[Start of section]
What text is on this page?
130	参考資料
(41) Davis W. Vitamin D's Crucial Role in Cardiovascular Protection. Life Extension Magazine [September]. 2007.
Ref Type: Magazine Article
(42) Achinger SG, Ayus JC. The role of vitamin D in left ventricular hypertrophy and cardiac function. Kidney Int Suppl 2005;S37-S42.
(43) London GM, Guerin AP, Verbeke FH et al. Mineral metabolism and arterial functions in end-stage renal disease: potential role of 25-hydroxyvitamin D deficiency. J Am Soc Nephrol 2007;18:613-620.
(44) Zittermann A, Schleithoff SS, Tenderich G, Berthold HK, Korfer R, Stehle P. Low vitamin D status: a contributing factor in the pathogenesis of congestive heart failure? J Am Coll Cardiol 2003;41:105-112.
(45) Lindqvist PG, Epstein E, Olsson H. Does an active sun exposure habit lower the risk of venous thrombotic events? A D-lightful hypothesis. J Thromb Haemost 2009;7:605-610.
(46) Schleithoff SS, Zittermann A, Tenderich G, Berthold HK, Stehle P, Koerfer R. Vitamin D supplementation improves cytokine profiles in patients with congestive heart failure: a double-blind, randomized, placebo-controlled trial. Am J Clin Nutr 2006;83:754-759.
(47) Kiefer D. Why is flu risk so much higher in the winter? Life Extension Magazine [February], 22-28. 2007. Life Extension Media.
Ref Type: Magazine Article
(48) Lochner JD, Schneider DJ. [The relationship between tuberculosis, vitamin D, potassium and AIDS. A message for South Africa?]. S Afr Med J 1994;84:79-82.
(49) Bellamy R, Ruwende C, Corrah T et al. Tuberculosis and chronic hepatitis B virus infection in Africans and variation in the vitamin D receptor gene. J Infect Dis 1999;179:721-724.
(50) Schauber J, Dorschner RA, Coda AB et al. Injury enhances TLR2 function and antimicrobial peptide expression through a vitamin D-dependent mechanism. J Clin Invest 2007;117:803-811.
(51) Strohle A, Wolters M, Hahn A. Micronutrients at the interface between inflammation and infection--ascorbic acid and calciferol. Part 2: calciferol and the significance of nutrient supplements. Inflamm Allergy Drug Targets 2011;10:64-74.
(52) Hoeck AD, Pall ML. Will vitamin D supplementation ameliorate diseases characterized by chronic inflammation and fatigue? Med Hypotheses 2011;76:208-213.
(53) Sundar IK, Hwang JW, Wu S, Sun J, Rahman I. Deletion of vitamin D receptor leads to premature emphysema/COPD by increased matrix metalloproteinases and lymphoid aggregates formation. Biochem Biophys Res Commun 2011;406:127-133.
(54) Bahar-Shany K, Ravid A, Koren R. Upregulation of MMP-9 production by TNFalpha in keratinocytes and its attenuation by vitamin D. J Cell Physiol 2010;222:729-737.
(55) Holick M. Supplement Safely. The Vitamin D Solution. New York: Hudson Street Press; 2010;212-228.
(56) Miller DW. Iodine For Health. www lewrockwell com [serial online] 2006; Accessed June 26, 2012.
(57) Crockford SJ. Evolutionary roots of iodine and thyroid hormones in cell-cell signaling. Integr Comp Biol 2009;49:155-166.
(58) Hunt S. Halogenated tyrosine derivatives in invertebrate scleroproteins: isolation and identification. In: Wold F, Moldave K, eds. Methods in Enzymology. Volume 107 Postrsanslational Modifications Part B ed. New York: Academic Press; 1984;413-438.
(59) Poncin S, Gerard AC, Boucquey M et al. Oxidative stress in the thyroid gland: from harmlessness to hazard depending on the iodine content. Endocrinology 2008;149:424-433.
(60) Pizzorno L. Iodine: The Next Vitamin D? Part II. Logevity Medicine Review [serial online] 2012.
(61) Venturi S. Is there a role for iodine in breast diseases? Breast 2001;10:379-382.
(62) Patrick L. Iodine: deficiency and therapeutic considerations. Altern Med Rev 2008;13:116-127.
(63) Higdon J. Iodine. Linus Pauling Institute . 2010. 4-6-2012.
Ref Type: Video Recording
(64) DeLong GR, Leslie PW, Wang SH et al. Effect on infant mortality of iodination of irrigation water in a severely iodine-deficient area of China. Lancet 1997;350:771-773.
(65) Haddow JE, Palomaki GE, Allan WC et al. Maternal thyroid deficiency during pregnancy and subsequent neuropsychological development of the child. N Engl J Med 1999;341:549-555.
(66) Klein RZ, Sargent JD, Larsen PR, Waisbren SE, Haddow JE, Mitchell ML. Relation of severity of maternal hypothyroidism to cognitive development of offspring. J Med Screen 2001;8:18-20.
[End of section]
■ Task statement: From the records above, please extract every line and repeat it exactly.

■ Result for this task:
What text is on this page?
130	参考資料
(41) Davis W. Vitamin D's Crucial Role in Cardiovascular Protection. Life Extension Magazine [September]. 2007.
Ref Type: Magazine Article
(42) Achinger SG, Ayus JC. The role of vitamin D in left ventricular hypertrophy and cardiac function. Kidney Int Suppl 2005;S37-S42.
(43) London GM, Guerin AP, Verbeke FH et al. Mineral metabolism and arterial functions in end-stage renal disease: potential role of 25-hydroxyvitamin D deficiency. J Am Soc Nephrol 2007;18:613-620.
(44) Zittermann A, Schleithoff SS, Tenderich G, Berthold HK, Korfer R, Stehle P. Low vitamin D status: a contributing factor in the pathogenesis of congestive heart failure? J Am Coll Cardiol 2003;41:105-112.
(45) Lindqvist PG, Epstein E, Olsson H. Does an active sun exposure habit lower the risk of venous thrombotic events? A D-lightful hypothesis. J Thromb Haemost 2009;7:605-610.
(46) Schleithoff SS, Zittermann A, Tenderich G, Berthold HK, Stehle P, Koerfer R. Vitamin D supplementation improves cytokine profiles in patients with congestive heart failure: a double-blind, randomized, placebo-controlled trial. Am J Clin Nutr 2006;83:754-759.
(47) Kiefer D. Why is flu risk so much higher in the winter? Life Extension Magazine [February], 22-28. 2007. Life Extension Media.
Ref Type: Magazine Article
(48) Lochner JD, Schneider DJ. [The relationship between tuberculosis, vitamin D, potassium and AIDS. A message for South Africa?]. S Afr Med J 1994;84:79-82.
(49) Bellamy R, Ruwende C, Corrah T et al. Tuberculosis and chronic hepatitis B virus infection in Africans and variation in the vitamin D receptor gene. J Infect Dis 1999;179:721-724.
(50) Schauber J, Dorschner RA, Coda AB et al. Injury enhances TLR2 function and antimicrobial peptide expression through a vitamin D-dependent mechanism. J Clin Invest 2007;117:803-811.
(51) Strohle A, Wolters M, Hahn A. Micronutrients at the interface between inflammation and infection--ascorbic acid and calciferol. Part 2: calciferol and the significance of nutrient supplements. Inflamm Allergy Drug Targets 2011;10:64-74.
(52) Hoeck AD, Pall ML. Will vitamin D supplementation ameliorate diseases characterized by chronic inflammation and fatigue? Med Hypotheses 2011;76:208-213.
(53) Sundar IK, Hwang JW, Wu S, Sun J, Rahman I. Deletion of vitamin D receptor leads to premature emphysema/COPD by increased matrix metalloproteinases and lymphoid aggregates formation. Biochem Biophys Res Commun 2011;406:127-133.
(54) Bahar-Shany K, Ravid A, Koren R. Upregulation of MMP-9 production by TNFalpha in keratinocytes and its attenuation by vitamin D. J Cell Physiol 2010;222:729-737.
(55) Holick M. Supplement Safely. The Vitamin D Solution. New York: Hudson Street Press; 2010;212-228.
(56) Miller DW. Iodine For Health. www lewrockwell com [serial online] 2006; Accessed June 26, 2012.
(57) Crockford SJ. Evolutionary roots of iodine and thyroid hormones in cell-cell signaling. Integr Comp Biol 2009;49:155-166.
(58) Hunt S. Halogenated tyrosine derivatives in invertebrate scleroproteins: isolation and identification. In: Wold F, Moldave K, eds. Methods in Enzymology. Volume 107 Postrsanslational Modifications Part B ed. New York: Academic Press; 1984;413-438.
(59) Poncin S, Gerard AC, Boucquey M et al. Oxidative stress in the thyroid gland: from harmlessness to hazard depending on the iodine content. Endocrinology 2008;149:424-433.
(60) Pizzorno L. Iodine: The Next Vitamin D? Part II. Logevity Medicine Review [serial online] 2012.
(61) Venturi S. Is there a role for iodine in breast diseases? Breast 2001;10:379-382.
(62) Patrick L. Iodine: deficiency and therapeutic considerations. Altern Med Rev 2008;13:116-127.
(63) Higdon J. Iodine. Linus Pauling Institute . 2010. 4-6-2012.
Ref Type: Video Recording
(64) DeLong GR, Leslie PW, Wang SH et al. Effect on infant mortality of iodination of irrigation water in a severely iodine-deficient area of China. Lancet 1997;350:771-773.
(65) Haddow JE, Palomaki GE, Allan WC et al. Maternal thyroid deficiency during pregnancy and subsequent neuropsychological development of the child. N Engl J Med 1999;341:549-555.
(66) Klein RZ, Sargent JD, Larsen PR, Waisbren SE, Haddow JE, Mitchell ML. Relation of severity of maternal hypothyroidism to cognitive development of offspring. J Med Screen 2001;8:18-20.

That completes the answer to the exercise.